WHAT IS NEEDED - In the entries below, find the lines that contain the word "achterklep" and copy them.

Dataset items -
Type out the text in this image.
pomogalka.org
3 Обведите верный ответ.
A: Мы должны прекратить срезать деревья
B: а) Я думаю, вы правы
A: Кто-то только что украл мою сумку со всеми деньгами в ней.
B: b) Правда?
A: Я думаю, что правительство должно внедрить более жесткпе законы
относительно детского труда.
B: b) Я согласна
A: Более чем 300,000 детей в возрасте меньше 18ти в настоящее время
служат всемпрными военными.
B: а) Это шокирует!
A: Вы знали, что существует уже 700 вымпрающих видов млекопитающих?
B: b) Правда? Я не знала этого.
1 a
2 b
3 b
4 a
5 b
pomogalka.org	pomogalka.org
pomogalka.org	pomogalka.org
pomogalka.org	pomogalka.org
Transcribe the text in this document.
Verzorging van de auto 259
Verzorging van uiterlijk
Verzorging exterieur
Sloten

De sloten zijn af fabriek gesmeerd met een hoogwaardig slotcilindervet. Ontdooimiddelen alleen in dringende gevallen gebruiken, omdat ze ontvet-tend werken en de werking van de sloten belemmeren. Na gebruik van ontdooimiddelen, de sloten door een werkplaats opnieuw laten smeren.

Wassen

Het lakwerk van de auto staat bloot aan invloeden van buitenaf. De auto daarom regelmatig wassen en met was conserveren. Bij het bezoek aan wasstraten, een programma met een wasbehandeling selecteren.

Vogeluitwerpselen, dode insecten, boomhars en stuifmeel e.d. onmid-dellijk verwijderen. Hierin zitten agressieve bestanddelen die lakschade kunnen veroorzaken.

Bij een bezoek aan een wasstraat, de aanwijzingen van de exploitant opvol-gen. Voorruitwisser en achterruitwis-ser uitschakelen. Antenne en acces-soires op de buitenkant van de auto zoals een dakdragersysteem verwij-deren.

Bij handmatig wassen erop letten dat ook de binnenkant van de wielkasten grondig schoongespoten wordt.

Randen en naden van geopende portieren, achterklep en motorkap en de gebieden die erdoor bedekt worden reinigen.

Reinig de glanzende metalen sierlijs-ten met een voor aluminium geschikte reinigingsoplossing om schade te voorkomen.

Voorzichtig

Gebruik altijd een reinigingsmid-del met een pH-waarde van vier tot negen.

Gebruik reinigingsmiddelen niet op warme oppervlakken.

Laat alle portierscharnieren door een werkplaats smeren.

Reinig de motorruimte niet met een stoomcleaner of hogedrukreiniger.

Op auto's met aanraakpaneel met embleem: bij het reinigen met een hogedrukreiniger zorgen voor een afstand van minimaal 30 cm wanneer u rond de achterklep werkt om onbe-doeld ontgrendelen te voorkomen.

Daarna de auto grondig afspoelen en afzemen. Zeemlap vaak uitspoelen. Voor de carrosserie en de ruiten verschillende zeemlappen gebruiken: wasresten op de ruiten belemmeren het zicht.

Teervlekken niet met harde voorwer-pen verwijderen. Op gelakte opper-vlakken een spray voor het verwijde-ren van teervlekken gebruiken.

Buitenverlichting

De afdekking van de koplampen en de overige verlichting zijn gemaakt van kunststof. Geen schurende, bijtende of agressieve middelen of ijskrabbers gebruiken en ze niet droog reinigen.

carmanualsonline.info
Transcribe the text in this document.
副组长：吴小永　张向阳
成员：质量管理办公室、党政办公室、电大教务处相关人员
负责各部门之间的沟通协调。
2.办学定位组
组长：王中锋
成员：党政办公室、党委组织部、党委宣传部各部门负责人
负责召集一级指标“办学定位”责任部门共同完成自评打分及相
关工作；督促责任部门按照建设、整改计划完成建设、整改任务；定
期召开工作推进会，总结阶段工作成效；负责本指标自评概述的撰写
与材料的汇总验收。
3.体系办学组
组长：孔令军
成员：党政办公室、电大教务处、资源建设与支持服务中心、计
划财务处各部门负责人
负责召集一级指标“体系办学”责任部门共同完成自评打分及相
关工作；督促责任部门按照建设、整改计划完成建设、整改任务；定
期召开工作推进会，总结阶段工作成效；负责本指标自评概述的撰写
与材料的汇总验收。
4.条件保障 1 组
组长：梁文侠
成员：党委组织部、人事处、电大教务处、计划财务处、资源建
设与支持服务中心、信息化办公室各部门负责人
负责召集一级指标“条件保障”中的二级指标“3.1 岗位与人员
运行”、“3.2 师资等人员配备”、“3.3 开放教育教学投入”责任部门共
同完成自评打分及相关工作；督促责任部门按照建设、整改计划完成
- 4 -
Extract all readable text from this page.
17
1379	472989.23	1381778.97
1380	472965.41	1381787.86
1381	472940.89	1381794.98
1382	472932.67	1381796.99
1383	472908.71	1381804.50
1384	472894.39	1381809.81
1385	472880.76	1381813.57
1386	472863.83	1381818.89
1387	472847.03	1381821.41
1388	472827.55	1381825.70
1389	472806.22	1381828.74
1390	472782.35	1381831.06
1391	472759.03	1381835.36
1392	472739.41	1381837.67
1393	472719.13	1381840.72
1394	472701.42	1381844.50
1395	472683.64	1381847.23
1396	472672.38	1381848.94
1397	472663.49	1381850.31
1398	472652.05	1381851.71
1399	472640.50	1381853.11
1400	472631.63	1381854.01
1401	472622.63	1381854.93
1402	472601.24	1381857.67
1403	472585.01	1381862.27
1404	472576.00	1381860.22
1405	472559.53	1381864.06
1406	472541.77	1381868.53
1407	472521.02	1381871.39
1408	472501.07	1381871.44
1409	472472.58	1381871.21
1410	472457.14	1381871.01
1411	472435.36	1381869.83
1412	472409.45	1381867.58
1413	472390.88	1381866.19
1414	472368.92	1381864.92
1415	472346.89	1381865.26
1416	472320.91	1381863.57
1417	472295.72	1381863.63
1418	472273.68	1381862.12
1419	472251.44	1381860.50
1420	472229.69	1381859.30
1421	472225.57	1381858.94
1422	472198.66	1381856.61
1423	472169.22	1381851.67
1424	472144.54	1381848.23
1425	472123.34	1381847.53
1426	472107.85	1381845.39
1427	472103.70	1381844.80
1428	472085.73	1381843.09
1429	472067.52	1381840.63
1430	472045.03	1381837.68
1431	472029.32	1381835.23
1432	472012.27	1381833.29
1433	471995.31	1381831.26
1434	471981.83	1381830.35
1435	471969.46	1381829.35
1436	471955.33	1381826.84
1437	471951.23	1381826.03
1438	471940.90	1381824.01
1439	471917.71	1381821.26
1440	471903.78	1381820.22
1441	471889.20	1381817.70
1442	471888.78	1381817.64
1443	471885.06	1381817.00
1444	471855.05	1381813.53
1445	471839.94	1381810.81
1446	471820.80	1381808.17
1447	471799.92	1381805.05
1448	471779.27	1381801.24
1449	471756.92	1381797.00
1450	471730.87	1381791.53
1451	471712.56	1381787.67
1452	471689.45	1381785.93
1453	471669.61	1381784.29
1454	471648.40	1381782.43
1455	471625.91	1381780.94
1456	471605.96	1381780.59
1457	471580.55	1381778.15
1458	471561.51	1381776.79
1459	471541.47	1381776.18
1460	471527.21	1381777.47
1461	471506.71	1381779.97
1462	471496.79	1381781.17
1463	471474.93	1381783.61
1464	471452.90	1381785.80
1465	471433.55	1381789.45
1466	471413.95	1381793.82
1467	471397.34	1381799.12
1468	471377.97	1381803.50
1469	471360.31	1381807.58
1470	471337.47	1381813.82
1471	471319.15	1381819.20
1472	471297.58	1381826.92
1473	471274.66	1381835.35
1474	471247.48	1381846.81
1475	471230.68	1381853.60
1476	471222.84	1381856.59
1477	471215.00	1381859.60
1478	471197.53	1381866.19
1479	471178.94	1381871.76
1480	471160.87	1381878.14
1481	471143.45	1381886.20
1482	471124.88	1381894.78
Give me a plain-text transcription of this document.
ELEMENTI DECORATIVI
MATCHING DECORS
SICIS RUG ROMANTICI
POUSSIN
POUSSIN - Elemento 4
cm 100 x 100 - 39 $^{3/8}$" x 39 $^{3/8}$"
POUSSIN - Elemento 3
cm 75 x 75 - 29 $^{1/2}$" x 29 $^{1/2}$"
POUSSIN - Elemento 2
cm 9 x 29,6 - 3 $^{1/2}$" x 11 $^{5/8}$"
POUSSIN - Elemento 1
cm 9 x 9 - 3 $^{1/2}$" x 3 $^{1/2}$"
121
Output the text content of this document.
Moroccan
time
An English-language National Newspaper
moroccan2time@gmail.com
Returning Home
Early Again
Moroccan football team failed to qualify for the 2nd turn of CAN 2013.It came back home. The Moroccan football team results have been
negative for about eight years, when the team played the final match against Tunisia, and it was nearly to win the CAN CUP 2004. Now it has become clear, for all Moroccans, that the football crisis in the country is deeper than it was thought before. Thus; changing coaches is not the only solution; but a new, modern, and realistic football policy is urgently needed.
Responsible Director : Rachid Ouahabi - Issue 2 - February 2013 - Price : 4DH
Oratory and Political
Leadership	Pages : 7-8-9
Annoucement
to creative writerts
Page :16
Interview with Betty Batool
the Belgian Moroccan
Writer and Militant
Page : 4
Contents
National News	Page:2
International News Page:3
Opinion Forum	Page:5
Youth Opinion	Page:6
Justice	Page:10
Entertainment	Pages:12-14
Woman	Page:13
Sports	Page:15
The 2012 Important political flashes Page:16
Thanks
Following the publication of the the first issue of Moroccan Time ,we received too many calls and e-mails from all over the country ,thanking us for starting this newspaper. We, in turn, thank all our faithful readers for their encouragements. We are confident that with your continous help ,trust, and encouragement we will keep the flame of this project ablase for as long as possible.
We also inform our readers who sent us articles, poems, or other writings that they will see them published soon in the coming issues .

SOLUTION FOR THIS EXERCISE -
Randen en naden van geopende portieren, achterklep en motorkap en de gebieden die erdoor bedekt worden reinigen.
Op auto's met aanraakpaneel met embleem: bij het reinigen met een hogedrukreiniger zorgen voor een afstand van minimaal 30 cm wanneer u rond de achterklep werkt om onbe-doeld ontgrendelen te voorkomen.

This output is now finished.